WHAT THE EXERCISE ASKS: Scan the lines below; pull out those with "KUTTA".

Data excerpts

════════════════

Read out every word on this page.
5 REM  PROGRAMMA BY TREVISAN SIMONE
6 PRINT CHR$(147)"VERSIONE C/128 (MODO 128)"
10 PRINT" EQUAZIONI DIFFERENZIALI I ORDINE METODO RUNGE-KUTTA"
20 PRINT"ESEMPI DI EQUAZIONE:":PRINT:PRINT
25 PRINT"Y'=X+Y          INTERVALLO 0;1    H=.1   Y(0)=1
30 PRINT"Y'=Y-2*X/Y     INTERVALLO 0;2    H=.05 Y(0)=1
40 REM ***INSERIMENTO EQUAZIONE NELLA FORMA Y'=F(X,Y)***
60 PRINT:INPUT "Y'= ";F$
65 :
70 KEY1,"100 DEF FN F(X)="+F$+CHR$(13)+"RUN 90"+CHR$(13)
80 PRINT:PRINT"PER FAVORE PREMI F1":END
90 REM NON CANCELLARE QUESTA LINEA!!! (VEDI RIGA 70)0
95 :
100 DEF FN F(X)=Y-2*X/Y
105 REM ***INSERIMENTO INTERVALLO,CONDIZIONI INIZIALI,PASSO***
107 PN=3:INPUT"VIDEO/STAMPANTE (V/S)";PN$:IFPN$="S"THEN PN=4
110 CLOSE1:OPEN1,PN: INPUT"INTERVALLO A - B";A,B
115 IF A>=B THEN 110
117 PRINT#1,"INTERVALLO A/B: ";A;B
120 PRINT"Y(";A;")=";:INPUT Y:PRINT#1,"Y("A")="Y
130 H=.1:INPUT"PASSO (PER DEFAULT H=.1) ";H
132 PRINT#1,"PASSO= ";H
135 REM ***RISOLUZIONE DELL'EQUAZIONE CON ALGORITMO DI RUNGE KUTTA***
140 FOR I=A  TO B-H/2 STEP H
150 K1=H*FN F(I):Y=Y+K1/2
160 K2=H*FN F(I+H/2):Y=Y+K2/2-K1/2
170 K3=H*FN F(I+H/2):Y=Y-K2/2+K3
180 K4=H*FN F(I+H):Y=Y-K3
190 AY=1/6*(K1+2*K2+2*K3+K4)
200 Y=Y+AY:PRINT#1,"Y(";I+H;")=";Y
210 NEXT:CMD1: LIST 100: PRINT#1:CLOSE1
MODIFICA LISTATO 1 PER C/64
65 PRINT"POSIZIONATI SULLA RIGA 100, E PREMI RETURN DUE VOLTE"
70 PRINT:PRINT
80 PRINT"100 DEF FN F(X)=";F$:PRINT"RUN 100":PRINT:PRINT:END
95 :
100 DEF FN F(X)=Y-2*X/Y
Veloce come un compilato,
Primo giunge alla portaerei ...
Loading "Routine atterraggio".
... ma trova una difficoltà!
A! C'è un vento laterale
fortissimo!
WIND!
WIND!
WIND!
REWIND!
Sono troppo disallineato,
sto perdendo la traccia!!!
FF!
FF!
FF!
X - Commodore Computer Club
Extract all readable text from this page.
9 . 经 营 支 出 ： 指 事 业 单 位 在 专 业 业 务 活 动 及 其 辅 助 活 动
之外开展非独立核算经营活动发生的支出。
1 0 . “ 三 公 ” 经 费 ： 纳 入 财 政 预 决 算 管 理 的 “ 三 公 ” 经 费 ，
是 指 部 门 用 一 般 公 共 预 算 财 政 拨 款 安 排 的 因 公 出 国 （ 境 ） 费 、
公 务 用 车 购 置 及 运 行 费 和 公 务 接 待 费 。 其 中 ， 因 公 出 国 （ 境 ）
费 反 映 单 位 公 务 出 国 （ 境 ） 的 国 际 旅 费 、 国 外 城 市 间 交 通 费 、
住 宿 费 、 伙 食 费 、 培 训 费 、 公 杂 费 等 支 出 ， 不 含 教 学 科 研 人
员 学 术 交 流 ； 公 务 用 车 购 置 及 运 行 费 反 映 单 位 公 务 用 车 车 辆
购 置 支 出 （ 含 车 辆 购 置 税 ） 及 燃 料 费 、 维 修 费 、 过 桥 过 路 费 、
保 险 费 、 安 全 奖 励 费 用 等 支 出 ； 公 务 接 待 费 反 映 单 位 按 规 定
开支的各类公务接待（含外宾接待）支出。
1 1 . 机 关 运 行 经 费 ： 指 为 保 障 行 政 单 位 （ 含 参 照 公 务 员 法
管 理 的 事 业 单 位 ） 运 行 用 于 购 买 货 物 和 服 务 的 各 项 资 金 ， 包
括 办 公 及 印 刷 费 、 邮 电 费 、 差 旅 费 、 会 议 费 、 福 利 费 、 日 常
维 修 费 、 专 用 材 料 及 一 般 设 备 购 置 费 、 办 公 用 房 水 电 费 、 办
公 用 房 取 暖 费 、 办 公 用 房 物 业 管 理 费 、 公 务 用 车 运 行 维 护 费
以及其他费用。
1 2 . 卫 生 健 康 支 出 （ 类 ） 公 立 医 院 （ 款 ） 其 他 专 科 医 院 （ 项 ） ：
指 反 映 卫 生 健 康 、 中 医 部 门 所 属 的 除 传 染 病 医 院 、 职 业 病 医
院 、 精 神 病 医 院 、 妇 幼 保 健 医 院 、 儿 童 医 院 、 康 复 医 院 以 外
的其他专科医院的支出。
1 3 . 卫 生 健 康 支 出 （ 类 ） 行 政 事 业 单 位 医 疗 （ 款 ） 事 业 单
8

════════════════

EXERCISE SOLUTION:
10 PRINT" EQUAZIONI DIFFERENZIALI I ORDINE METODO RUNGE-KUTTA"
135 REM ***RISOLUZIONE DELL'EQUAZIONE CON ALGORITMO DI RUNGE KUTTA***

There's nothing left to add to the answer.